◆ **Aim of the task**
Report the number of lines that include "Default", with no additional text.

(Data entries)
----
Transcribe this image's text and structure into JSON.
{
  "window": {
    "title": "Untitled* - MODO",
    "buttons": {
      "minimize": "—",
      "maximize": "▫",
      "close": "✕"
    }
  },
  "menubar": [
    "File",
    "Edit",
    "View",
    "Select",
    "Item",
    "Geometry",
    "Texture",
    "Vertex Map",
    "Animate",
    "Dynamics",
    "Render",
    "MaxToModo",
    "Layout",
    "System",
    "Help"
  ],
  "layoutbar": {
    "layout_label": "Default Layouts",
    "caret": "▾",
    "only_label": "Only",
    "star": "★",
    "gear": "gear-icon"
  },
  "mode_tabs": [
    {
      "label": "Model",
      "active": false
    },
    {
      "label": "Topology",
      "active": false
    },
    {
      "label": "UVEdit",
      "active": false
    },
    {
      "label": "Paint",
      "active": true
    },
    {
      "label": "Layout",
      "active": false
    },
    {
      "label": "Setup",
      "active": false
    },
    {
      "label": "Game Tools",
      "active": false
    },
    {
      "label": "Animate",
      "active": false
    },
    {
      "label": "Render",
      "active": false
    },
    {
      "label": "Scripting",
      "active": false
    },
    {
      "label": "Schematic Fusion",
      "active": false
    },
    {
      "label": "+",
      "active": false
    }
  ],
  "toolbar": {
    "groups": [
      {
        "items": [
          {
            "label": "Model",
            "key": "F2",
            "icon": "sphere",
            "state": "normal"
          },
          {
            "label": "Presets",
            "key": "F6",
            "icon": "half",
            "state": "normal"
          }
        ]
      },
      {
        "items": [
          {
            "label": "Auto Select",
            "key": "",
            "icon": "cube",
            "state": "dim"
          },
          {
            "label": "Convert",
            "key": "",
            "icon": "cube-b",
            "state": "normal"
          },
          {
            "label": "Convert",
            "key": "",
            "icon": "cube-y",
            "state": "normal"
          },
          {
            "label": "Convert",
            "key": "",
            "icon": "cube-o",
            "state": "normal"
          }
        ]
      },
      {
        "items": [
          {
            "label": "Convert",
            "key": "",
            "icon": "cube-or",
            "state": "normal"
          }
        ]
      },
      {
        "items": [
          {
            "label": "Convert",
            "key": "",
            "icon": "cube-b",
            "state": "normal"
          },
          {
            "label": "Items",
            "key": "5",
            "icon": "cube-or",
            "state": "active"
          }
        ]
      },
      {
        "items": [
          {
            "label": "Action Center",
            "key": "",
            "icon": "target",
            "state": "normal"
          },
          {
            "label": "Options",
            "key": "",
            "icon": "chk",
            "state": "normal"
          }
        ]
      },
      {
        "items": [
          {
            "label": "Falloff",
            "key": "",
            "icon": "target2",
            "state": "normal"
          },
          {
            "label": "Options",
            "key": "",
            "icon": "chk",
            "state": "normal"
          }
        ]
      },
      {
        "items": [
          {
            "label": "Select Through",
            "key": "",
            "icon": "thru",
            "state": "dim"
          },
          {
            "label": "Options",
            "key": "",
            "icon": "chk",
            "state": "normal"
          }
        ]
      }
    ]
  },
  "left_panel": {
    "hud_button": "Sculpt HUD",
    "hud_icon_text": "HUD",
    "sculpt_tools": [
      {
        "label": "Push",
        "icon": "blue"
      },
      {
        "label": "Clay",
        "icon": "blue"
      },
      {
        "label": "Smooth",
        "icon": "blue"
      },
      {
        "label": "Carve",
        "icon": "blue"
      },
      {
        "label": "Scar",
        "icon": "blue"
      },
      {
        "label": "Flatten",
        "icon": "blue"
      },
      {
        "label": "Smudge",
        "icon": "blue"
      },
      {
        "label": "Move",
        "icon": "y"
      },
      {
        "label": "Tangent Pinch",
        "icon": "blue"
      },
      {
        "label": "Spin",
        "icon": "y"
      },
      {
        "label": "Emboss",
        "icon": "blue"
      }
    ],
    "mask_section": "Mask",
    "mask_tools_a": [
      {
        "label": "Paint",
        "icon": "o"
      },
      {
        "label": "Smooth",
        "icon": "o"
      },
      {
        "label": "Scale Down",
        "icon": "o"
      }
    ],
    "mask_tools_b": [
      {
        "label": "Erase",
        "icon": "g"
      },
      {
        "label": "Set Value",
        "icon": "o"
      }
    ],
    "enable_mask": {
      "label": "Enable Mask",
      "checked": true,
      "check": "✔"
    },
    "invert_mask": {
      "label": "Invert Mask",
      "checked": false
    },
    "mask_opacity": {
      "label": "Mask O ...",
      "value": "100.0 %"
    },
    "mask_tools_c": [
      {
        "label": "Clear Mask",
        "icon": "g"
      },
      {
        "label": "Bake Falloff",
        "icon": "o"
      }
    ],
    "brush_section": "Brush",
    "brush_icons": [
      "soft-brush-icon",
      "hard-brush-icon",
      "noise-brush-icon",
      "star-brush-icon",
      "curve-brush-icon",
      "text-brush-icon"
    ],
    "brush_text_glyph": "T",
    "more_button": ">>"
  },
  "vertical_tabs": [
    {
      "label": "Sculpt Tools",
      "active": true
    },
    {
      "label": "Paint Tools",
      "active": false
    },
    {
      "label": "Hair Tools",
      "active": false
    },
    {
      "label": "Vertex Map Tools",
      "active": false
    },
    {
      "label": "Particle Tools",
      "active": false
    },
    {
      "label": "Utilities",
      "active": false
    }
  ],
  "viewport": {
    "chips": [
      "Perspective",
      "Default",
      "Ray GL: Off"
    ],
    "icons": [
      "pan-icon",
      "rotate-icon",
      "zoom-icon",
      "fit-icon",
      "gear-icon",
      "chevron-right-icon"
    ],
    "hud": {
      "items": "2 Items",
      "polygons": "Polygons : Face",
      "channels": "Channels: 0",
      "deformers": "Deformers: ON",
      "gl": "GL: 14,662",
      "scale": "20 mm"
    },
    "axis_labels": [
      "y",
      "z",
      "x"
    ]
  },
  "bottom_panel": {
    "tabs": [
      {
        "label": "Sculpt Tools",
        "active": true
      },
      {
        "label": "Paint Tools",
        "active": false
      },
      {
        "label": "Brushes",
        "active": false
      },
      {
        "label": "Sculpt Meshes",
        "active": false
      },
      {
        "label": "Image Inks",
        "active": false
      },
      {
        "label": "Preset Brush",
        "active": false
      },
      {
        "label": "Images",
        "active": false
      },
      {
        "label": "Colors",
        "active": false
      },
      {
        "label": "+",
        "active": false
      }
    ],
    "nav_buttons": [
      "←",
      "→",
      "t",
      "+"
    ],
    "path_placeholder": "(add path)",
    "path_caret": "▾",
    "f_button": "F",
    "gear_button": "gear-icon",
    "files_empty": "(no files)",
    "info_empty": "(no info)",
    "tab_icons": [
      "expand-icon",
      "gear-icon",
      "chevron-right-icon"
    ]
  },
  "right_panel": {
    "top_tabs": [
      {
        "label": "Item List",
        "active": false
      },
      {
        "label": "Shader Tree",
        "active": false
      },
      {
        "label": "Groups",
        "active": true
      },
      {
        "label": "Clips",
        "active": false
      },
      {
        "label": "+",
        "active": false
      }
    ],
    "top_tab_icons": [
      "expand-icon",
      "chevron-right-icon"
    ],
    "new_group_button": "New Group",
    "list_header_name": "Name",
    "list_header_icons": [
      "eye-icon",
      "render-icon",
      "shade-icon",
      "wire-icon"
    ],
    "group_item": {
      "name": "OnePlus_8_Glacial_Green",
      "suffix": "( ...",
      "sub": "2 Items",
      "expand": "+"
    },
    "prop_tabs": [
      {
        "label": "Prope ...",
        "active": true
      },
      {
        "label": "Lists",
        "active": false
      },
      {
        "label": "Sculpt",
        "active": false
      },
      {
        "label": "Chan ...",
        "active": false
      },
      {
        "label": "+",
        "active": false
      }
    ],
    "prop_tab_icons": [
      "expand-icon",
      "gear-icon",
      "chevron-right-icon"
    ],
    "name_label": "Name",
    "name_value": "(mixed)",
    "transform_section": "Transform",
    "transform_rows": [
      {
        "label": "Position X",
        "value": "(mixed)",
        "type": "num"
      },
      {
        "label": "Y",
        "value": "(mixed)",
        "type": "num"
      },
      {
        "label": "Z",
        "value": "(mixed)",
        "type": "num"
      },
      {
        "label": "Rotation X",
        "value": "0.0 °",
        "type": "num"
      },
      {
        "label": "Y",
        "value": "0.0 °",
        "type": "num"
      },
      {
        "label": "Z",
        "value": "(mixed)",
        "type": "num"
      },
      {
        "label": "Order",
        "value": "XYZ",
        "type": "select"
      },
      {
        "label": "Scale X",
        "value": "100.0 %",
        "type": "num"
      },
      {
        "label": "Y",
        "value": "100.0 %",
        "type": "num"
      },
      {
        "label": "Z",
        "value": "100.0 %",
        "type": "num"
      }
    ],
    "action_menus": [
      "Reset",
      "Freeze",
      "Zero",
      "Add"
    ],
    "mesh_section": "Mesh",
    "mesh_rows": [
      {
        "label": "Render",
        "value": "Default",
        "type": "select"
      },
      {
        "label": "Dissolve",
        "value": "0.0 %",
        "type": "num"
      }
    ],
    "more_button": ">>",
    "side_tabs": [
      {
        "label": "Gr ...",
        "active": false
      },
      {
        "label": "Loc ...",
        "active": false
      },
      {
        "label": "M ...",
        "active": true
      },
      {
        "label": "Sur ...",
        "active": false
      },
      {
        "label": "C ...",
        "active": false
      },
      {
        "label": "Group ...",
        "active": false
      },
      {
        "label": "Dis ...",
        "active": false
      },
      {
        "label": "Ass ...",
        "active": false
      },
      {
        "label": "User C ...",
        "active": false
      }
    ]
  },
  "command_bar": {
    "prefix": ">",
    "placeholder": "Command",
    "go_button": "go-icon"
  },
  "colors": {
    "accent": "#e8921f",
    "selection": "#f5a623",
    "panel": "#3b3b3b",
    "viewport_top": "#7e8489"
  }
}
----
◆ **Response to this exercise**
3